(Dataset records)

>> start

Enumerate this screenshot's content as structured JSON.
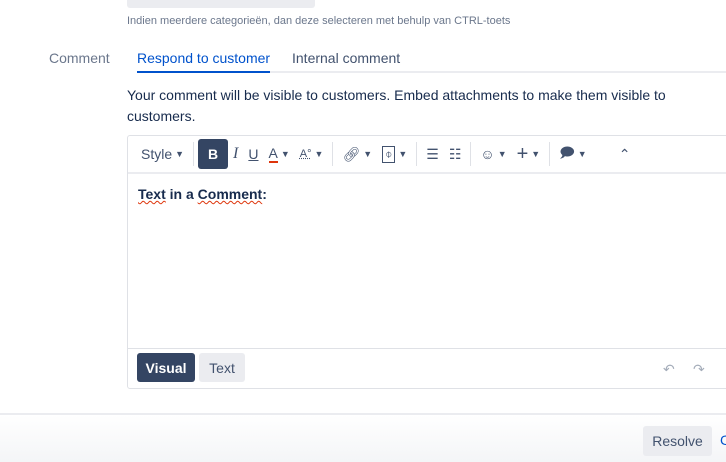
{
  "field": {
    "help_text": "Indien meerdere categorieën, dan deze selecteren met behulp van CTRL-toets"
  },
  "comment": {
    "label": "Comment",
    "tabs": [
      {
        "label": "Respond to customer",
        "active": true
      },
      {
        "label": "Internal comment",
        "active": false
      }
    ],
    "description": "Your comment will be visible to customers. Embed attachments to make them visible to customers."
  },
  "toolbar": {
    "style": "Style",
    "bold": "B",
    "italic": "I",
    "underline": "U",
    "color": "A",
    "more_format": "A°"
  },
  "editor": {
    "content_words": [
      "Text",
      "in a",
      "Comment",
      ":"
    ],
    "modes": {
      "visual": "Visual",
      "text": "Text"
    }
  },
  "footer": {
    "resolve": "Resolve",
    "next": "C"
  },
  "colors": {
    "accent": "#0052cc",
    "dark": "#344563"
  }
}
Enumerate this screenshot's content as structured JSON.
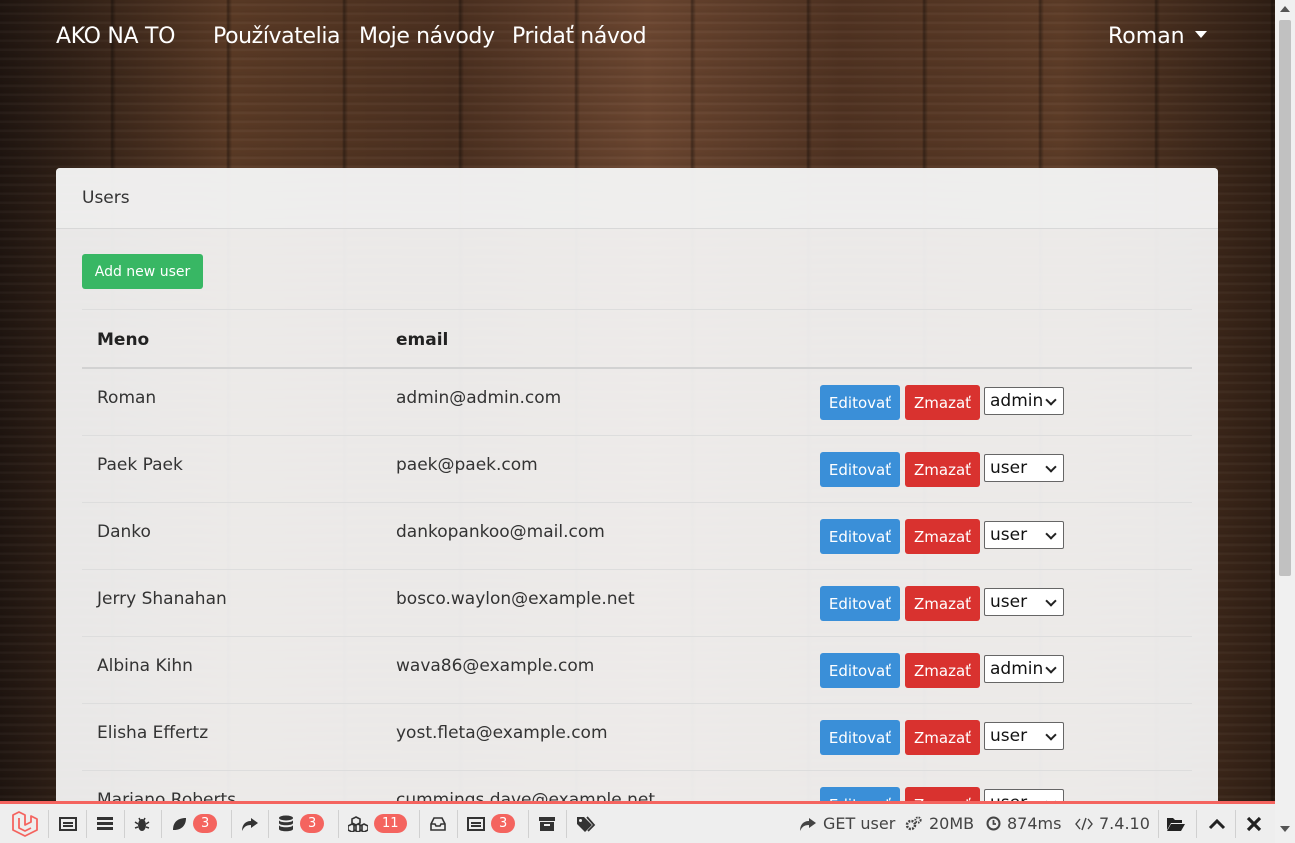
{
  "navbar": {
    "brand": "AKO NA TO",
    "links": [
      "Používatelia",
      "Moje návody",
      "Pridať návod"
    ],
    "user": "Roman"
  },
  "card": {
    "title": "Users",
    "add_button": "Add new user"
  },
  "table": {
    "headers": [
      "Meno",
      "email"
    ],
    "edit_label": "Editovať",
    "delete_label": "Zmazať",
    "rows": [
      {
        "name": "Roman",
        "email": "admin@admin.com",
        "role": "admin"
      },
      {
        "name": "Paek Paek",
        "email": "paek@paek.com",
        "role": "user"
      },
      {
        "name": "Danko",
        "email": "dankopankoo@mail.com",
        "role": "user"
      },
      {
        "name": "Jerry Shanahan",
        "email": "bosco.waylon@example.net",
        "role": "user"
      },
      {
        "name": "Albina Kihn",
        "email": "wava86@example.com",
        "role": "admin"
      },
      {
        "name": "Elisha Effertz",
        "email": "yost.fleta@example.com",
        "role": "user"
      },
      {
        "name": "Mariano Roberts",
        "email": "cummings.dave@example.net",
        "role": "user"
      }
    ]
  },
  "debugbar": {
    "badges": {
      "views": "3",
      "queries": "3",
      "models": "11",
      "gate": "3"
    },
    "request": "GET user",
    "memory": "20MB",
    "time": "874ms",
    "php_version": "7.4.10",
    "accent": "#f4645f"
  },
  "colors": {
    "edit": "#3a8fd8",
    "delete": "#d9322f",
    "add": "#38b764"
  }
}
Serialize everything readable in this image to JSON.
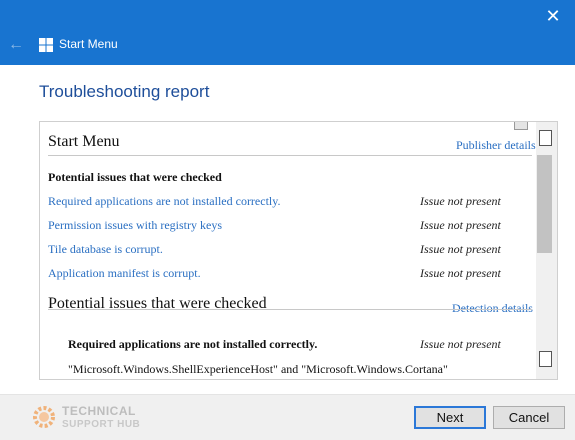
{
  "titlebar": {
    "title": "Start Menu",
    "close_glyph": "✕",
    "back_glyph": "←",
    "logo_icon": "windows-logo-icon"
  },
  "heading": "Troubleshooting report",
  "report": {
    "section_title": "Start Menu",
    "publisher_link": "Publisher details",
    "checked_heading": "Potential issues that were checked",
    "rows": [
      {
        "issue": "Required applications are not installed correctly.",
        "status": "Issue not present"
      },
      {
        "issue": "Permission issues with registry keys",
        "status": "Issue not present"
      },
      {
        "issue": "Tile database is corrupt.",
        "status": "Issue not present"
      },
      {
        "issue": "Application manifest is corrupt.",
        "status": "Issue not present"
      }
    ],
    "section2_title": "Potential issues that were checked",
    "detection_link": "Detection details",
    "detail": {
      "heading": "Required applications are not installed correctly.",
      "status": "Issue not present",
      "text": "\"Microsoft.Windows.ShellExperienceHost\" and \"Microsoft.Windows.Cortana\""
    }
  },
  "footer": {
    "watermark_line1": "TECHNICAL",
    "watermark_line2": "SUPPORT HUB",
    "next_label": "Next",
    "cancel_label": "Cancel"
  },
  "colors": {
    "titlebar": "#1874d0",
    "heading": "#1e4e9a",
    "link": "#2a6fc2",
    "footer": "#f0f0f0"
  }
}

>> end

▸ **EXERCISE DETAILS**:
Each entry above is to be written out again unchanged, apart from the pictures, which are left out.

▸ **REPLY TO THE EXERCISE**:
Enumerate this screenshot's content as structured JSON.
{
  "field": {
    "help_text": "Indien meerdere categorieën, dan deze selecteren met behulp van CTRL-toets"
  },
  "comment": {
    "label": "Comment",
    "tabs": [
      {
        "label": "Respond to customer",
        "active": true
      },
      {
        "label": "Internal comment",
        "active": false
      }
    ],
    "description": "Your comment will be visible to customers. Embed attachments to make them visible to customers."
  },
  "toolbar": {
    "style": "Style",
    "bold": "B",
    "italic": "I",
    "underline": "U",
    "color": "A",
    "more_format": "A°"
  },
  "editor": {
    "content_words": [
      "Text",
      "in a",
      "Comment",
      ":"
    ],
    "modes": {
      "visual": "Visual",
      "text": "Text"
    }
  },
  "footer": {
    "resolve": "Resolve",
    "next": "C"
  },
  "colors": {
    "accent": "#0052cc",
    "dark": "#344563"
  }
}
Enumerate this screenshot's content as structured JSON.
{
  "navbar": {
    "brand": "AKO NA TO",
    "links": [
      "Používatelia",
      "Moje návody",
      "Pridať návod"
    ],
    "user": "Roman"
  },
  "card": {
    "title": "Users",
    "add_button": "Add new user"
  },
  "table": {
    "headers": [
      "Meno",
      "email"
    ],
    "edit_label": "Editovať",
    "delete_label": "Zmazať",
    "rows": [
      {
        "name": "Roman",
        "email": "admin@admin.com",
        "role": "admin"
      },
      {
        "name": "Paek Paek",
        "email": "paek@paek.com",
        "role": "user"
      },
      {
        "name": "Danko",
        "email": "dankopankoo@mail.com",
        "role": "user"
      },
      {
        "name": "Jerry Shanahan",
        "email": "bosco.waylon@example.net",
        "role": "user"
      },
      {
        "name": "Albina Kihn",
        "email": "wava86@example.com",
        "role": "admin"
      },
      {
        "name": "Elisha Effertz",
        "email": "yost.fleta@example.com",
        "role": "user"
      },
      {
        "name": "Mariano Roberts",
        "email": "cummings.dave@example.net",
        "role": "user"
      }
    ]
  },
  "debugbar": {
    "badges": {
      "views": "3",
      "queries": "3",
      "models": "11",
      "gate": "3"
    },
    "request": "GET user",
    "memory": "20MB",
    "time": "874ms",
    "php_version": "7.4.10",
    "accent": "#f4645f"
  },
  "colors": {
    "edit": "#3a8fd8",
    "delete": "#d9322f",
    "add": "#38b764"
  }
}
Serialize everything readable in this image to JSON.
{
  "titlebar": {
    "title": "Start Menu",
    "close_glyph": "✕",
    "back_glyph": "←",
    "logo_icon": "windows-logo-icon"
  },
  "heading": "Troubleshooting report",
  "report": {
    "section_title": "Start Menu",
    "publisher_link": "Publisher details",
    "checked_heading": "Potential issues that were checked",
    "rows": [
      {
        "issue": "Required applications are not installed correctly.",
        "status": "Issue not present"
      },
      {
        "issue": "Permission issues with registry keys",
        "status": "Issue not present"
      },
      {
        "issue": "Tile database is corrupt.",
        "status": "Issue not present"
      },
      {
        "issue": "Application manifest is corrupt.",
        "status": "Issue not present"
      }
    ],
    "section2_title": "Potential issues that were checked",
    "detection_link": "Detection details",
    "detail": {
      "heading": "Required applications are not installed correctly.",
      "status": "Issue not present",
      "text": "\"Microsoft.Windows.ShellExperienceHost\" and \"Microsoft.Windows.Cortana\""
    }
  },
  "footer": {
    "watermark_line1": "TECHNICAL",
    "watermark_line2": "SUPPORT HUB",
    "next_label": "Next",
    "cancel_label": "Cancel"
  },
  "colors": {
    "titlebar": "#1874d0",
    "heading": "#1e4e9a",
    "link": "#2a6fc2",
    "footer": "#f0f0f0"
  }
}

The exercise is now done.